#### Stated exercise:
Continue the blog post on Efrain Rios Montt's genocide conviction, with its reader comments, from its last sentence onward.

#### Quoted text:
□ □ □ □ □

Reagan’s Friend and Ally Convicted of Genocide

After a very lengthy legal process, “former Guatemalan dictator Efrain Rios Montt was found guilty on Friday of genocide and crimes against humanity during the bloodiest phase of the country’s 36-year civil war,” Reuters reports.

Montt came to power in Guatemala in a 1982 military coup. Not surprisingly, the United States trained him at the infamous School of the Americas, where many a future Latin American mass murderer learned his trade. After coming to power amid instability, Montt proceeded to slaughter thousands of innocent people, mostly poor indigenous villagers. At the height of the bloodshed, the number of killings and disappearances reached more than 3,000 per month.

Throughout his mass atrocities, Montt continued to receive extensive support from the United States. President Reagan, America’s freedom-loving hero of the 80’s, described Montt as “a man of great personal integrity.” The Reagan administration actively covered up and aided Montt’s ruthless crimes against humanity –  you know, for the sake of democracy.

Montt will spend the rest of his life in jail and will be forever remembered in the history books as a genocidal murderer. No one has dared to suggest whether those in Washington who supported Montt’s crimes ought to face similar justice.

Update: Jim Lobe’s blog post following the Montt conviction on Friday is a must-read. In it, Lobe points out that Elliot Abrams, respected scholar at the Council on Foreign Relations, probably bears considerable personal responsibility for his involvement in U.S. policy toward Guatemala as Reagan’s assistant secretary of state for human rights. In another post, Lobe points out the irony of having Elliot Abrams, a veteran of the Iran-Contra scandal in which the Reagan administration secretly and illegally sold weapons to Iran in order to continue supporting the ruthless Contra rebels in Nicaragua in violation of explicit congressional action to stop said support, comment on the Benghazi “cover-up.” Read them both.

11 thoughts on “Reagan’s Friend and Ally Convicted of Genocide”

  1. Great news and a big hand for the people of Guatemala for putting on a trial the "International Community" wouldn't dare to think of having it in the international institutions used to try accused perpetrators who are overwhelmingly from defeated parties in conflicts. This was a very important trial because it was done within the national court system, it put in the dock a U.S. backed military dictator who has not been demonized in the U.S. media.

    "…No one has dared to suggest whether those in Washington who supported Montt’s crimes ought to face similar justice."

    I would think plenty of people in Guatemala would like to see surviving U.S. officials with Guatamalan blood on their hands put in the dock. Rios-Montt is quoted as having said to journalist Alan Nairn that if he is going to be put on trial that Reagan and company should be put on trial. I believe he said they should be put on trial first. Nairn's reporting on Guatemala is easily the best in the English speaking world. Watch on Democracy Now! the archive footage of Nairn's interview with the current president of the country back when he was an officer taking part in the bloody campaign to repress dissent in rural areas. It amazes me how willing he was to talk on camera about what he was doing. I think this might be because Guatemala wasn't getting the media attention El Salvador was getting at the time.

□ □ □ □ □

#### Data block:
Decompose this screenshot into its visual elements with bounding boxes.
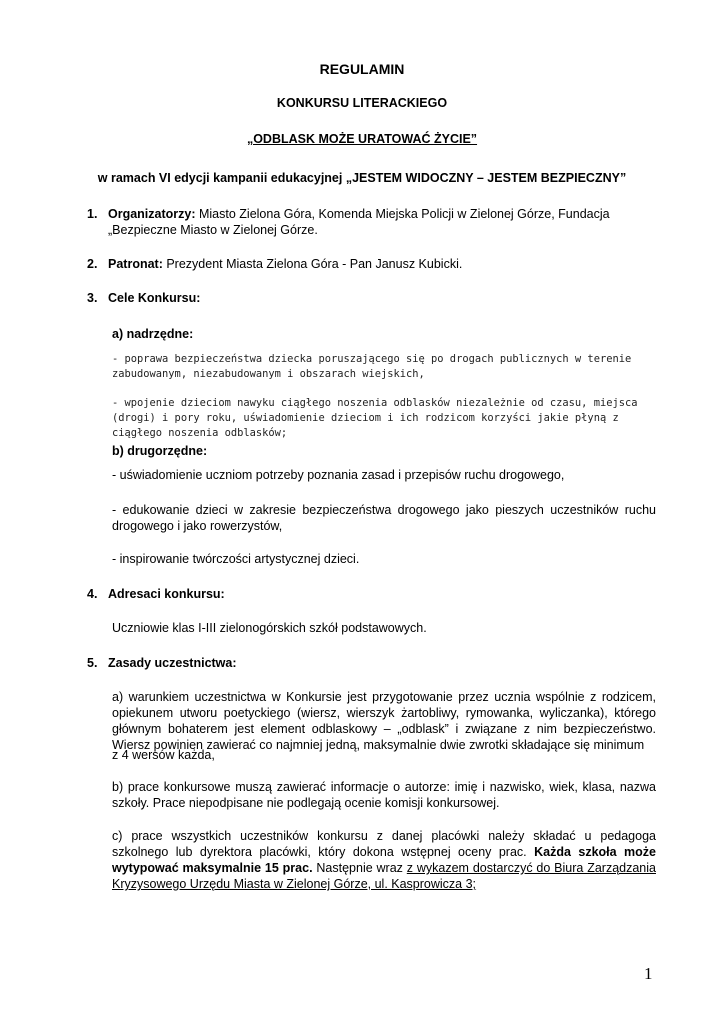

□ □ □ □ □

#### Output of the task:
  2. regarding "Montt will spend the rest of his life in jail" please note as reported in some news media: "the current Guatemalan president, Otto Perez Molina, refuses to accept that genocide ever took place. Today’s ruling is not final… the decision will not be final until the moment they run out of appeals.”
    If Rios-Montt ever goes to jail he is unlikely to be treated like the rest of the prison population and instead his stay will be made as comfortable as possible.

  3. Abrams, Yes. IranContra taught the American people the nasty parts of humanity that could give us Vietnam were still allowed DC access. Iran-Contra should have been the end to the Kissinger and Brzezinski types, the Abrams and Negroponte types….But no dice. They were let off the hook, never hunted down by international lawyers.

    Boy John Kerry turned out to be a despicable man. Imagine, he was actually allowed at Hunter S Thompson's funeral. Wonder if it was such connections that paved the way to win over the so-called anti-establishment musicians like Dylan and Neil Young so they'd be burn-outed cheerleaders for Obama. Even after his obvious proxy war Syria? Bob Dylan sucks now… But I digress..

    Back to Iran-Contra, Negroponte went and installed El Salvador Option in Iraq and groomed Robert Ford there. Ford who would then transfer to Syria. Say no more, eh?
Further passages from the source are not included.